| Extracted information |
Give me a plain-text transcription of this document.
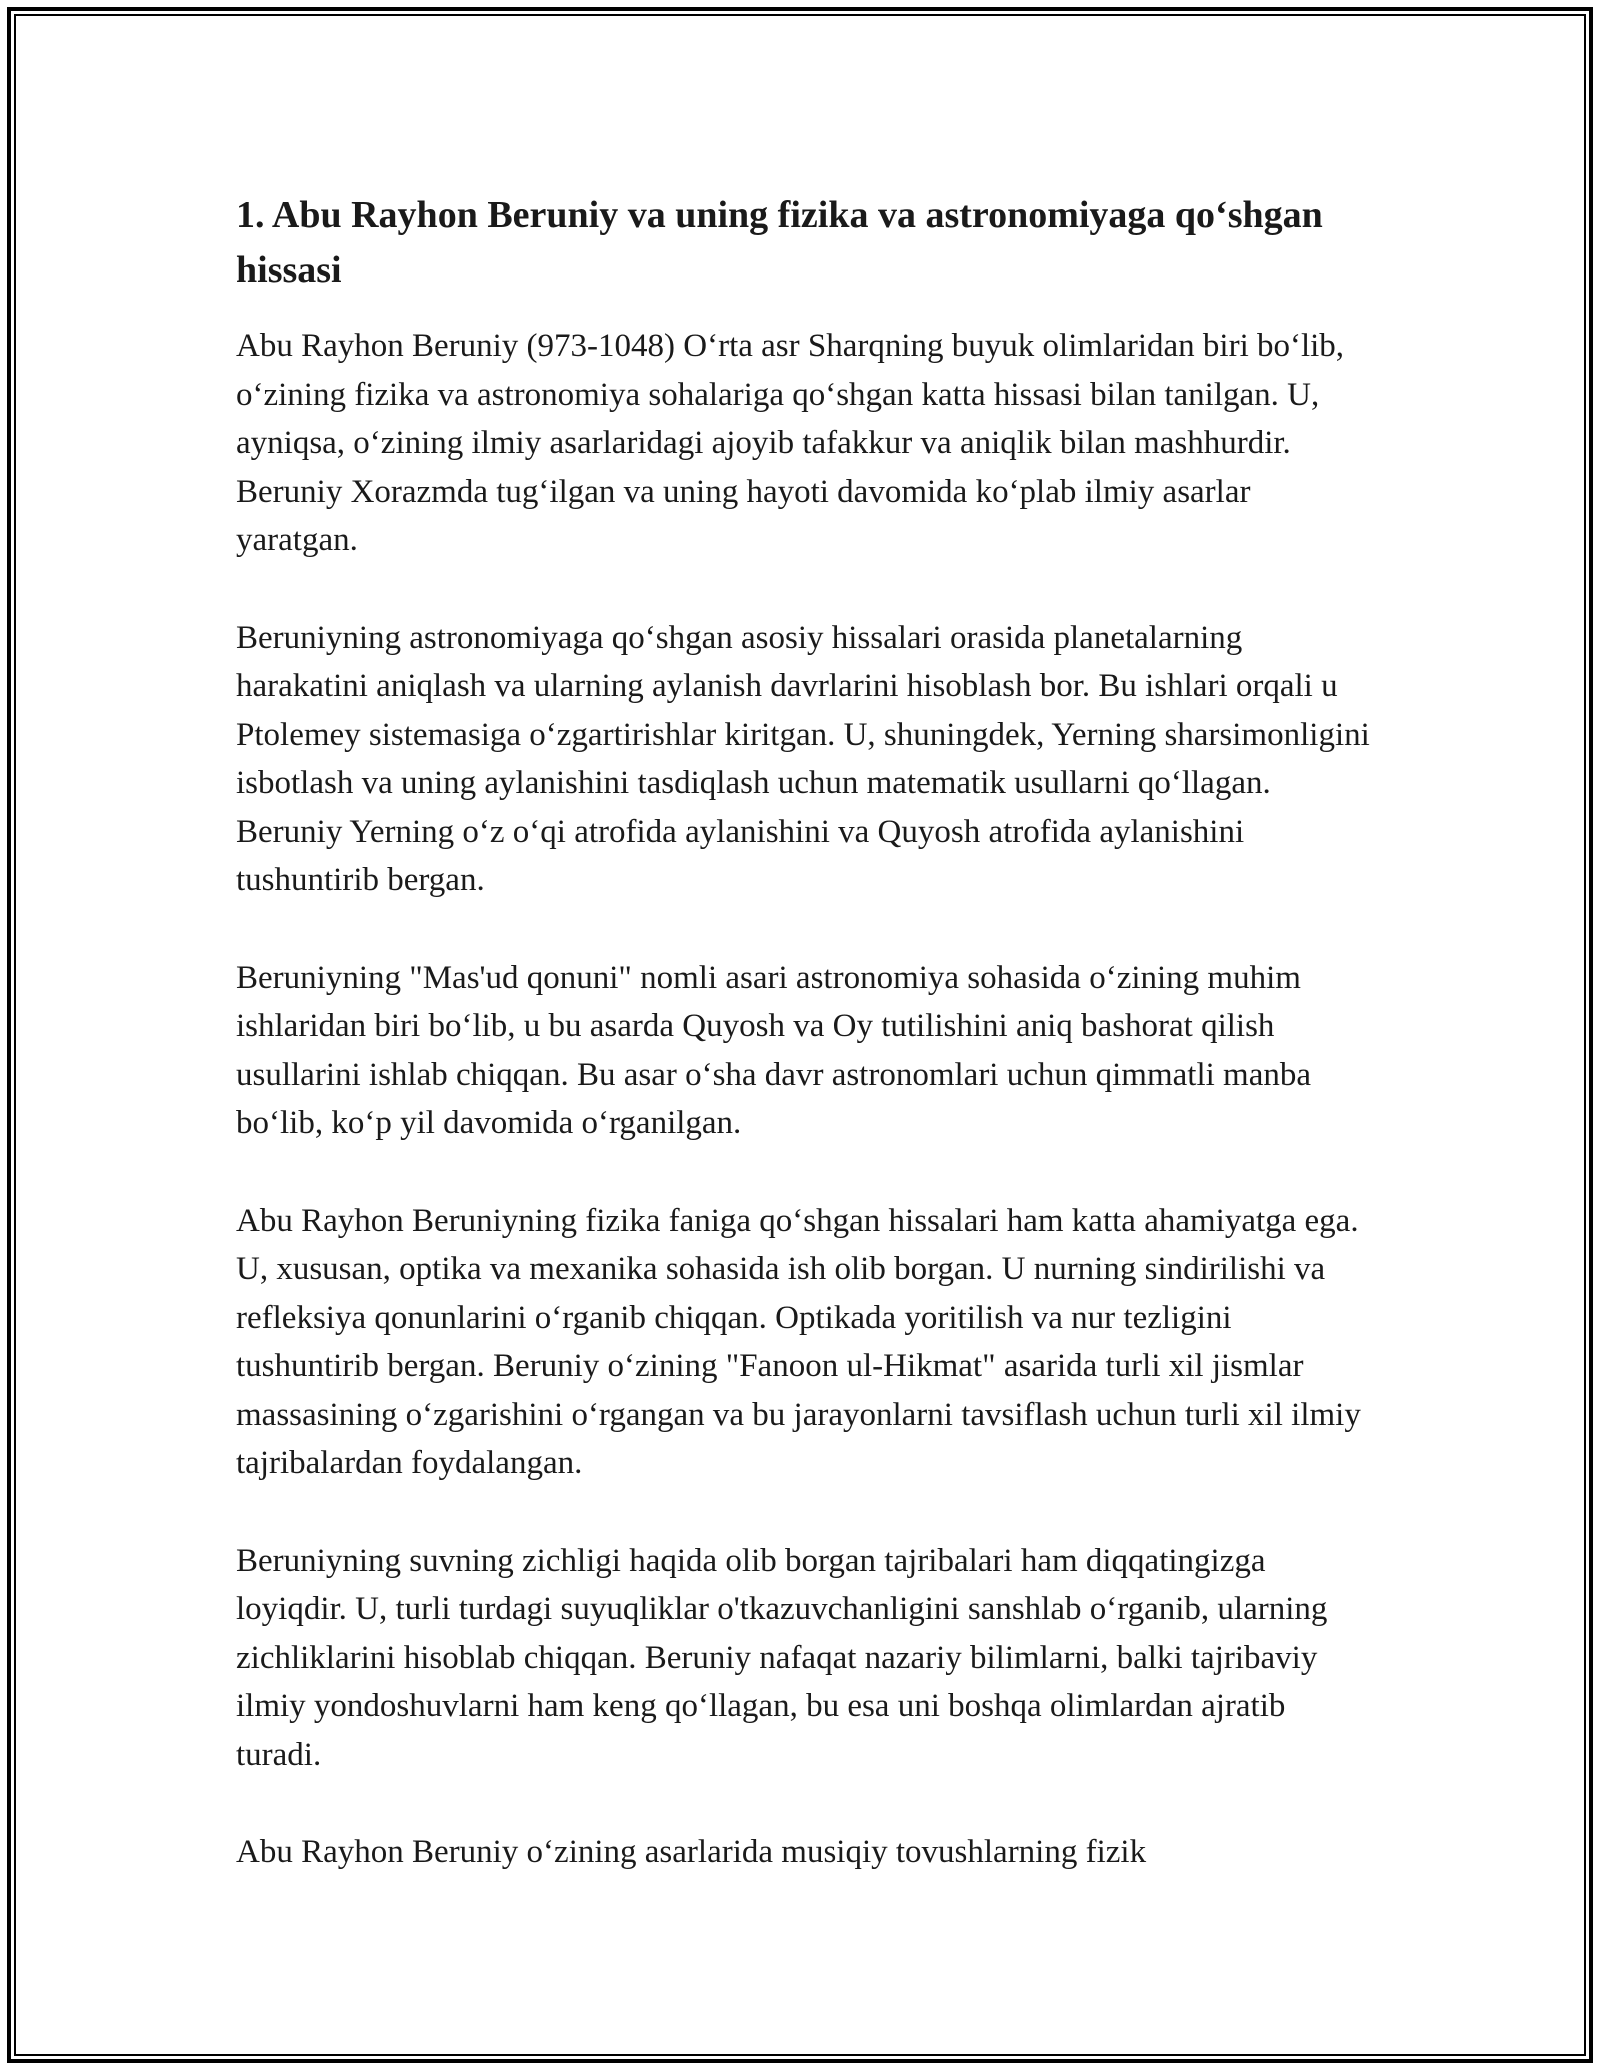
1. Abu Rayhon Beruniy va uning fizika va astronomiyaga qo‘shgan hissasi

Abu Rayhon Beruniy (973-1048) O‘rta asr Sharqning buyuk olimlaridan biri bo‘lib, o‘zining fizika va astronomiya sohalariga qo‘shgan katta hissasi bilan tanilgan. U, ayniqsa, o‘zining ilmiy asarlaridagi ajoyib tafakkur va aniqlik bilan mashhurdir. Beruniy Xorazmda tug‘ilgan va uning hayoti davomida ko‘plab ilmiy asarlar yaratgan.

Beruniyning astronomiyaga qo‘shgan asosiy hissalari orasida planetalarning harakatini aniqlash va ularning aylanish davrlarini hisoblash bor. Bu ishlari orqali u Ptolemey sistemasiga o‘zgartirishlar kiritgan. U, shuningdek, Yerning sharsimonligini isbotlash va uning aylanishini tasdiqlash uchun matematik usullarni qo‘llagan. Beruniy Yerning o‘z o‘qi atrofida aylanishini va Quyosh atrofida aylanishini tushuntirib bergan.

Beruniyning "Mas'ud qonuni" nomli asari astronomiya sohasida o‘zining muhim ishlaridan biri bo‘lib, u bu asarda Quyosh va Oy tutilishini aniq bashorat qilish usullarini ishlab chiqqan. Bu asar o‘sha davr astronomlari uchun qimmatli manba bo‘lib, ko‘p yil davomida o‘rganilgan.

Abu Rayhon Beruniyning fizika faniga qo‘shgan hissalari ham katta ahamiyatga ega. U, xususan, optika va mexanika sohasida ish olib borgan. U nurning sindirilishi va refleksiya qonunlarini o‘rganib chiqqan. Optikada yoritilish va nur tezligini tushuntirib bergan. Beruniy o‘zining "Fanoon ul-Hikmat" asarida turli xil jismlar massasining o‘zgarishini o‘rgangan va bu jarayonlarni tavsiflash uchun turli xil ilmiy tajribalardan foydalangan.

Beruniyning suvning zichligi haqida olib borgan tajribalari ham diqqatingizga loyiqdir. U, turli turdagi suyuqliklar o'tkazuvchanligini sanshlab o‘rganib, ularning zichliklarini hisoblab chiqqan. Beruniy nafaqat nazariy bilimlarni, balki tajribaviy ilmiy yondoshuvlarni ham keng qo‘llagan, bu esa uni boshqa olimlardan ajratib turadi.

Abu Rayhon Beruniy o‘zining asarlarida musiqiy tovushlarning fizik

| Aim of the exercise |
Copy the records word for word, leaving no picture in the copy.

| Exercise answer |
Give me a plain-text transcription of this document.
1. Abu Rayhon Beruniy va uning fizika va astronomiyaga qo‘shgan hissasi

Abu Rayhon Beruniy (973-1048) O‘rta asr Sharqning buyuk olimlaridan biri bo‘lib, o‘zining fizika va astronomiya sohalariga qo‘shgan katta hissasi bilan tanilgan. U, ayniqsa, o‘zining ilmiy asarlaridagi ajoyib tafakkur va aniqlik bilan mashhurdir. Beruniy Xorazmda tug‘ilgan va uning hayoti davomida ko‘plab ilmiy asarlar yaratgan.

Beruniyning astronomiyaga qo‘shgan asosiy hissalari orasida planetalarning harakatini aniqlash va ularning aylanish davrlarini hisoblash bor. Bu ishlari orqali u Ptolemey sistemasiga o‘zgartirishlar kiritgan. U, shuningdek, Yerning sharsimonligini isbotlash va uning aylanishini tasdiqlash uchun matematik usullarni qo‘llagan. Beruniy Yerning o‘z o‘qi atrofida aylanishini va Quyosh atrofida aylanishini tushuntirib bergan.

Beruniyning "Mas'ud qonuni" nomli asari astronomiya sohasida o‘zining muhim ishlaridan biri bo‘lib, u bu asarda Quyosh va Oy tutilishini aniq bashorat qilish usullarini ishlab chiqqan. Bu asar o‘sha davr astronomlari uchun qimmatli manba bo‘lib, ko‘p yil davomida o‘rganilgan.

Abu Rayhon Beruniyning fizika faniga qo‘shgan hissalari ham katta ahamiyatga ega. U, xususan, optika va mexanika sohasida ish olib borgan. U nurning sindirilishi va refleksiya qonunlarini o‘rganib chiqqan. Optikada yoritilish va nur tezligini tushuntirib bergan. Beruniy o‘zining "Fanoon ul-Hikmat" asarida turli xil jismlar massasining o‘zgarishini o‘rgangan va bu jarayonlarni tavsiflash uchun turli xil ilmiy tajribalardan foydalangan.

Beruniyning suvning zichligi haqida olib borgan tajribalari ham diqqatingizga loyiqdir. U, turli turdagi suyuqliklar o'tkazuvchanligini sanshlab o‘rganib, ularning zichliklarini hisoblab chiqqan. Beruniy nafaqat nazariy bilimlarni, balki tajribaviy ilmiy yondoshuvlarni ham keng qo‘llagan, bu esa uni boshqa olimlardan ajratib turadi.

Abu Rayhon Beruniy o‘zining asarlarida musiqiy tovushlarning fizik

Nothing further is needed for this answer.